Your instructions: Resume the forum thread about looking after a neighbor's dog alongside a young puppy, continuing from its final line.

Document section:
Start

# Houseguest



## susieg (Aug 28, 2009)

I'm doggysitting my neighbor's dog Bailey until Saturday. Bailey is a chihuahua-terrier mix and is Lola's best friend in the neighborhood. Its my first time having two dogs in the house & is definitely more challenging than one, especially b/c Lola is still a hyper 9 month old puppy! 

At first Bailey whined & scratched at the door after her daddy dropped her off, but she seems to be settled in now. She's been over here for playdates, but never without her owner. I feel bad b/c she seems like she wants to eat, but when I put her food down, Lola goes crazy for it and won't let her eat. Its wet food which probably seems waaaay better than Lola's dry kibble. I tried leaving Lola outside to let Bailey eat, but Bailey gets distracted by Lola scratching on the door to come in and won't eat. She keeps sniffing around where I keep the food, poor girl is hungry. Maybe it will be easier when they settle down. Lola knows "sit" and "stay"....but is not obedient enough to sit/stay when there's another dog eating something tasty in front of her. Guess I need to work on that!

When I attempted to walk them, I was so distracted with Lola trying to play with Bailey and Bailey trying to pull me to her house next door that I didn't realize if Lola peed or not. They both pooped at the same time and were pulling me in opposite directions which made poop clean up hard! This is definitely a good test to see if I could handle another dog. It would definitely be easier if I had a yard and wasn't in a condo. So far, one dog seems much easier! I'll try to post some pictures soon. They've been playing almost all morning with the exception of one short nap earlier.


----------



## SMARTY (Apr 19, 2007)

Relax and enjoy. You many want to take Lola to another part of the house while Bailey eats or put him in another room. 2 dogs are twice the work and twice the fun.


----------



## mckennasedona (Feb 20, 2007)

I'll bet they are cute playing together. 
I agree with putting Lola in another room so Bailey can eat in peace. If she won't eat you might try hand feeding her for a bit just to make sure she gets something down.j If they can't settle down on their walks together you could walk them separately to make sure each one does what they are supposed to do. It takes a bit of getting used to, but once you have the hang of it and a routine established, having two isn't really much more difficult than having one.


----------



## Amy R. (Jul 1, 2007)

Well, this sounds cute & a bit comical to me. ;-) Yes, it's a good intro to having two~~one does something, the other won't, etc. I'm constantly getting tangled in leashes when I walk my dogs. Have fun, I bet Bailey will settle in & it will all be running smoothly by the time the visit is over.


----------



## susieg (Aug 28, 2009)

End

Data rows:
Start

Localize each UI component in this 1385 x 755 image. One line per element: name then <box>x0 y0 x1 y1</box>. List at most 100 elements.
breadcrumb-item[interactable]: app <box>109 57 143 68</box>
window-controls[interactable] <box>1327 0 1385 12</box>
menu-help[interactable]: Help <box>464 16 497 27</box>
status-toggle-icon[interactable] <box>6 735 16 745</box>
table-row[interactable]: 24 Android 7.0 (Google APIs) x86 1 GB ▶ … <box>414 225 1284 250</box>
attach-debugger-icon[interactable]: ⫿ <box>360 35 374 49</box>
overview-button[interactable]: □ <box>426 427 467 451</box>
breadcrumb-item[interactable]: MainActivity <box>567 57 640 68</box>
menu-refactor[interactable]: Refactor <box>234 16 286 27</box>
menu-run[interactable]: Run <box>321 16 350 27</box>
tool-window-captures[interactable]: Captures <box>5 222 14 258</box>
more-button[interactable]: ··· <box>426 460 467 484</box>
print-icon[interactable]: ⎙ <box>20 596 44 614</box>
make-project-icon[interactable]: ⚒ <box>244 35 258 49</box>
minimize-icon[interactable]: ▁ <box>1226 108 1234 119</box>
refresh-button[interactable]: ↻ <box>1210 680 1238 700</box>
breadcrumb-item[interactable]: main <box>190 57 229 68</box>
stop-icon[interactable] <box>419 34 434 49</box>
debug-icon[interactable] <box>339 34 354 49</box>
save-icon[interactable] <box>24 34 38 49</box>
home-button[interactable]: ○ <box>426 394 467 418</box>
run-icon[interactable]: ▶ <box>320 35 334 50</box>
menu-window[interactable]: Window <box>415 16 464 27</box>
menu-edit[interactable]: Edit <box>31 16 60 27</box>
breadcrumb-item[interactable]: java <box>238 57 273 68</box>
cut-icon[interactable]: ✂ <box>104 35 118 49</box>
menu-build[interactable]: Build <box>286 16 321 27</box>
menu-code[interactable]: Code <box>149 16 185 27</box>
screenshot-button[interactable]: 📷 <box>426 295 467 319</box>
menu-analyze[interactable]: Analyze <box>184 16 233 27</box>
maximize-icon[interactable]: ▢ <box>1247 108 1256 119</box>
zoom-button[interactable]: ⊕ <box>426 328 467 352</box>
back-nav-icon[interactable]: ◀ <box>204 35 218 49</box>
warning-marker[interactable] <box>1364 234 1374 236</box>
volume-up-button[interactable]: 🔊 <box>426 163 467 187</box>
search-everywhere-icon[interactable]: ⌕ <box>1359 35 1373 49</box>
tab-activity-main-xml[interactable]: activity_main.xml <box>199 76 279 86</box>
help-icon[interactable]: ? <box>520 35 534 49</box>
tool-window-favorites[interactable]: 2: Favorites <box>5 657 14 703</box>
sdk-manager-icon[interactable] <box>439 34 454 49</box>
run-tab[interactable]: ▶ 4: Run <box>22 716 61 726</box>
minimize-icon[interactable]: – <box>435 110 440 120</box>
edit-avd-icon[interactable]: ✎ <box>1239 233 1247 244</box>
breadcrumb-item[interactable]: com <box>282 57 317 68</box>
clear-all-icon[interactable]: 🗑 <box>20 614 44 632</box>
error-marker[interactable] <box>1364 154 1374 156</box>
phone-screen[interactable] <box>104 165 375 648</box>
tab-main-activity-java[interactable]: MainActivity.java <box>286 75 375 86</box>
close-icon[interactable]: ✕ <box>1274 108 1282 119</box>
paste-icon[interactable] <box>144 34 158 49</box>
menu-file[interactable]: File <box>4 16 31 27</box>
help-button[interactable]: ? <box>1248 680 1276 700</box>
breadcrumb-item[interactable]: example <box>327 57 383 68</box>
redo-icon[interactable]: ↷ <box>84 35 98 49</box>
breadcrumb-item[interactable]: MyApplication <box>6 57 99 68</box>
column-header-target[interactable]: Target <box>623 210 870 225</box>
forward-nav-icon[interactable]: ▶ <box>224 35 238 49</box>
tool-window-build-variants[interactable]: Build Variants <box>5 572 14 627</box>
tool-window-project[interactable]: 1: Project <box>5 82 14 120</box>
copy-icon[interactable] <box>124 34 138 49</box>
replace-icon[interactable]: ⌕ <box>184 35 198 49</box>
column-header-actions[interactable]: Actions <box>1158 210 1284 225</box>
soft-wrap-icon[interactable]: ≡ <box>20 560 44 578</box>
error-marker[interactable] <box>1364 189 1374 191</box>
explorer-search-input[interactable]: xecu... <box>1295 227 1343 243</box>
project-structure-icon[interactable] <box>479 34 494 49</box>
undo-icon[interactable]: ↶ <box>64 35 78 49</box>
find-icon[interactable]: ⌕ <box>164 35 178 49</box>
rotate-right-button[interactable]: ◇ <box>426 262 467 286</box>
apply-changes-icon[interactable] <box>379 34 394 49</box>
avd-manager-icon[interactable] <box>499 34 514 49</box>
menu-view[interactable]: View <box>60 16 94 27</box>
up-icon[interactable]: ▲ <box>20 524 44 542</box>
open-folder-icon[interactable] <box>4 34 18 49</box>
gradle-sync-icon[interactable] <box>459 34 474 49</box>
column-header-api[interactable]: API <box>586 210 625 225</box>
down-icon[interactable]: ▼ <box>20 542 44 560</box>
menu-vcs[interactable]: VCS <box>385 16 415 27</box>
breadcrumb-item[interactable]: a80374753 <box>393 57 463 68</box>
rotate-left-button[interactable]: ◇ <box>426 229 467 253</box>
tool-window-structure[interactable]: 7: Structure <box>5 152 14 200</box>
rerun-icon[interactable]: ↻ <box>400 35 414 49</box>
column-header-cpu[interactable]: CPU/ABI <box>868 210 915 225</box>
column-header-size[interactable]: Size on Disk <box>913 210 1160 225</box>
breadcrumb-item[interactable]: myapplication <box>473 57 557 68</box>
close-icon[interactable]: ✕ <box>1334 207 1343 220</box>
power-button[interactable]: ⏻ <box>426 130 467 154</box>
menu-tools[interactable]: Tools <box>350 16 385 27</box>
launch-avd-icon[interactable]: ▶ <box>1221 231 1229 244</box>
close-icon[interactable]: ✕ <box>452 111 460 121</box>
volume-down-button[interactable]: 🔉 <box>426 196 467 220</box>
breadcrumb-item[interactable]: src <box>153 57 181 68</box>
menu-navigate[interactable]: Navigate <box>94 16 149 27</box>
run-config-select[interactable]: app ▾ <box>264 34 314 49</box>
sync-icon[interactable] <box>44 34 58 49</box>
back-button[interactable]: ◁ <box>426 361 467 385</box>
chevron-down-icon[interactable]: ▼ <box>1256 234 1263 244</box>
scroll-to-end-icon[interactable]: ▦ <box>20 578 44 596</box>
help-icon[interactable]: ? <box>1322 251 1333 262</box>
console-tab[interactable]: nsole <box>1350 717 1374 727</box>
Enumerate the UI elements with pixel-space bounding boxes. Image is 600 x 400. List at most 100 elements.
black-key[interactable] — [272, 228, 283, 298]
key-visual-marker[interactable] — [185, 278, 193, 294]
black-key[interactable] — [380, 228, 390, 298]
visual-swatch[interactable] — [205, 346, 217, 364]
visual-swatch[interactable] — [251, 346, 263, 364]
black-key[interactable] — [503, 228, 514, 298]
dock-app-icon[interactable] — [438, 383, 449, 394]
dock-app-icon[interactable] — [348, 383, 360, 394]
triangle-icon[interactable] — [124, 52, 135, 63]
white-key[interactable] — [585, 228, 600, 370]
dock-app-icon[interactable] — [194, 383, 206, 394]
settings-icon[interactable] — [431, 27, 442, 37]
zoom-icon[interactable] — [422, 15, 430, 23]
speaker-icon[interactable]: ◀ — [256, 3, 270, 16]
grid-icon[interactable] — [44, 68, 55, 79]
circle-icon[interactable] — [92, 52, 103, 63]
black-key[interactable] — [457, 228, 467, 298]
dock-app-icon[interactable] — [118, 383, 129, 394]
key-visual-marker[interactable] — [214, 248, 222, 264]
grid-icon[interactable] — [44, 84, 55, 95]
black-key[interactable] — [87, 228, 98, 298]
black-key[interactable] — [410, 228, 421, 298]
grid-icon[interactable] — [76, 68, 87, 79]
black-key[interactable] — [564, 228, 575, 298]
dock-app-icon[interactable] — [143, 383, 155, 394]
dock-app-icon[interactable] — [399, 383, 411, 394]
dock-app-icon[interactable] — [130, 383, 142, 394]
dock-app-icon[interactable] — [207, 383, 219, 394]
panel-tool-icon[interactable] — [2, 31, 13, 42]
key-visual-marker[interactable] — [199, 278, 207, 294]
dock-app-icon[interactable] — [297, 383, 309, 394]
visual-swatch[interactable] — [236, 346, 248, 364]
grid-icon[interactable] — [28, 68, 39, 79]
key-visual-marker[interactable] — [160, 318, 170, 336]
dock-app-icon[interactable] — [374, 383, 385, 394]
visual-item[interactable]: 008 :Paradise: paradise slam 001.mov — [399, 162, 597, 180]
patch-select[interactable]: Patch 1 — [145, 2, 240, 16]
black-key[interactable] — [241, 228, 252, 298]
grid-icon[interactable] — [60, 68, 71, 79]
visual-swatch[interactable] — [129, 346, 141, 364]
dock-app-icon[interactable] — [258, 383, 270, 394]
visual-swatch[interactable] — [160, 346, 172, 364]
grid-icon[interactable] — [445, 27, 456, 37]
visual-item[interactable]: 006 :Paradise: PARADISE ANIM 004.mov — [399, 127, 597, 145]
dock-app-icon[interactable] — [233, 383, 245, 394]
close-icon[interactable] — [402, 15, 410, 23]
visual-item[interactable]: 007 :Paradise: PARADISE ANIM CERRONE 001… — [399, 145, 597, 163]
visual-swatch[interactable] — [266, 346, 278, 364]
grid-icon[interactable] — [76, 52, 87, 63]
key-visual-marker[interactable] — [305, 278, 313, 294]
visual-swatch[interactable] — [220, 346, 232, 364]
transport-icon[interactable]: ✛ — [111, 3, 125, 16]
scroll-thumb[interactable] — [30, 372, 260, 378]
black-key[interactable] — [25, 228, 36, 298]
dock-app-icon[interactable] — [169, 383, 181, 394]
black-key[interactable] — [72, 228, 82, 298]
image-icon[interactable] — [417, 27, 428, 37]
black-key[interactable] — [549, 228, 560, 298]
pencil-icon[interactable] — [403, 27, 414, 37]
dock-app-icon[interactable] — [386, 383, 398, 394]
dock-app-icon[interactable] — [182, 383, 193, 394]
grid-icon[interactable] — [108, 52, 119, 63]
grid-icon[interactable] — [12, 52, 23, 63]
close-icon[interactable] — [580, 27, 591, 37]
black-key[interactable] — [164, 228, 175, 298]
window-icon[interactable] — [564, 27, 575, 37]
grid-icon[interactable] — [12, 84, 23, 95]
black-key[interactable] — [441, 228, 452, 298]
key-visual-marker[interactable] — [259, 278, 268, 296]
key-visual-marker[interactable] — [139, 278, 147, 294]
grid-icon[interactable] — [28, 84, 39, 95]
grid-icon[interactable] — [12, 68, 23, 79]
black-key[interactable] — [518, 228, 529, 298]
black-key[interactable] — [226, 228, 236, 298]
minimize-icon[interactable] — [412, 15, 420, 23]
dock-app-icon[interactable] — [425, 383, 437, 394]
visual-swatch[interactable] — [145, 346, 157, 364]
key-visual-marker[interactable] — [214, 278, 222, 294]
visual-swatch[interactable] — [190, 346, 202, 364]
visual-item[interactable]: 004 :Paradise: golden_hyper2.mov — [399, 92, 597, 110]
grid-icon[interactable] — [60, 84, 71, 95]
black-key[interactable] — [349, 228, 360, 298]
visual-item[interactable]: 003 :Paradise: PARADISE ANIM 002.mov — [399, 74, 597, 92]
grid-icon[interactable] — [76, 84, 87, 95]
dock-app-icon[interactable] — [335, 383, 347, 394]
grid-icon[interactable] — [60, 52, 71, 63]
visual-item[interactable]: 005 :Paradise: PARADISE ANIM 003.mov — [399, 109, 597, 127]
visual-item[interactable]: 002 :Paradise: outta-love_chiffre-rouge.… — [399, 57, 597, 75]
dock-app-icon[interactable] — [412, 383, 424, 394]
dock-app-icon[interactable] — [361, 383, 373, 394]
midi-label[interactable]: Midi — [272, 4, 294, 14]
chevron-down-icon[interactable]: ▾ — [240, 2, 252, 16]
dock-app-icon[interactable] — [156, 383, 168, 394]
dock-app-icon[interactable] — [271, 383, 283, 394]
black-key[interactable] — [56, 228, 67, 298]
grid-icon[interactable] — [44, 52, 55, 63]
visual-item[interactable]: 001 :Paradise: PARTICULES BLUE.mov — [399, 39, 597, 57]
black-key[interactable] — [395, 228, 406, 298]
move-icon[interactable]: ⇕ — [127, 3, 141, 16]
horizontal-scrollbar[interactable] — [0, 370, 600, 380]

End

Output of the task:
The girls have been great today! They've played almost non-stop all day....Bailey is around 1 or so, so she's still a puppy too. They're finally napping now, but have been up and at it most of the day. I was able to take them for a nice long walk, once I got the hang of it, it really wasn't so hard. Lola was a good girl when I gave Bailey dinner. I smushed a teeny, tiny bit of the wet food in with Lola's dry and that seemed to make her happy enough to eat her boring kibble and let Bailey eat her delicious meal  I had to put some of Bailey's food on the floor and give her a few of Lola's kibble to get her to eat. I feel better that she ate....don't want any of my houseguests to go hungry!

Bailey seems happy and relaxed now and isn't whining at the door. When we go for a walk she still tries to walk to her house, but isn't too stubborn when I tug her leash a little to keep walking.

So...maybe two dogs isn't as hard as I thought! Lola seems to be so happy to have someone to play with other than me. And isn't driving me crazy by bringing me her ball to throw every minute!

Here's a pic of the two on the sofa. They were cuddling so nicely, but got up when I got my phone to take the pic.

Hopefully they'll conk out tonight! Lola sleeps in a crate and Bailey sleeps in a bed, so I'll try out Lola in her crate and Bailey in our bed to see if that works. If Lola gets fussy, I'll see if both pups in the bed works better.


----------



## kloie's mom (Feb 27, 2010)

very cute picture. Looks like they are very happy


----------



## marb42 (Oct 19, 2008)

What a cute pic and what a great way to test how Lola would do with another puppy.


----------



## Sheri (Oct 11, 2008)

Sounds like you may be looking for a second dog in the near future... :biggrin1:


----------



## susieg (Aug 28, 2009)

I would love another doggie!! Especially another hav! We'll have to wait and see what the future holds  

Finally....they're sleeping! (not the greatest pic b/c from my phone)


----------



## Brady's mom (Dec 1, 2006)

i am glad to hear that things are going well with your houseguest. They look so sweet sleeping together. Having two is definitely easier in some ways, and harder in others. Enjoy the company!


----------



## susieg (Aug 28, 2009)

I left the girls alone for about an hour & a half today. Yesterday I tried leaving them for 5 minutes, then again for about 30 and they were fine. Didn't hear any barking so I figured I could leave for a little longer today. Guess I was wrong b/c I came home to a big pee stain on my cream colored sofa. The sofa is dirty and needs to be cleaned anyways, but I still didn't want a pee stain on it  

I'm more upset that I will never know who did it than I am about the sofa. I have a hard time believing it was Lola. She hasn't had any potty accidents in longer than I can remember and has never peed on the furniture except one incident when she was a tiny puppy. And when I came home, Lola was by the door and Bailey came running from the direction of the sofa. There were little paw prints of pee across the cushions that look more like Bailey's chihuahua paws than Lola's fluffy ones. They were really defined, I think fluffy paws would have made more of a smudge. And, when I let them out after I got home, Lola took a long pee Bailey only peed for a second.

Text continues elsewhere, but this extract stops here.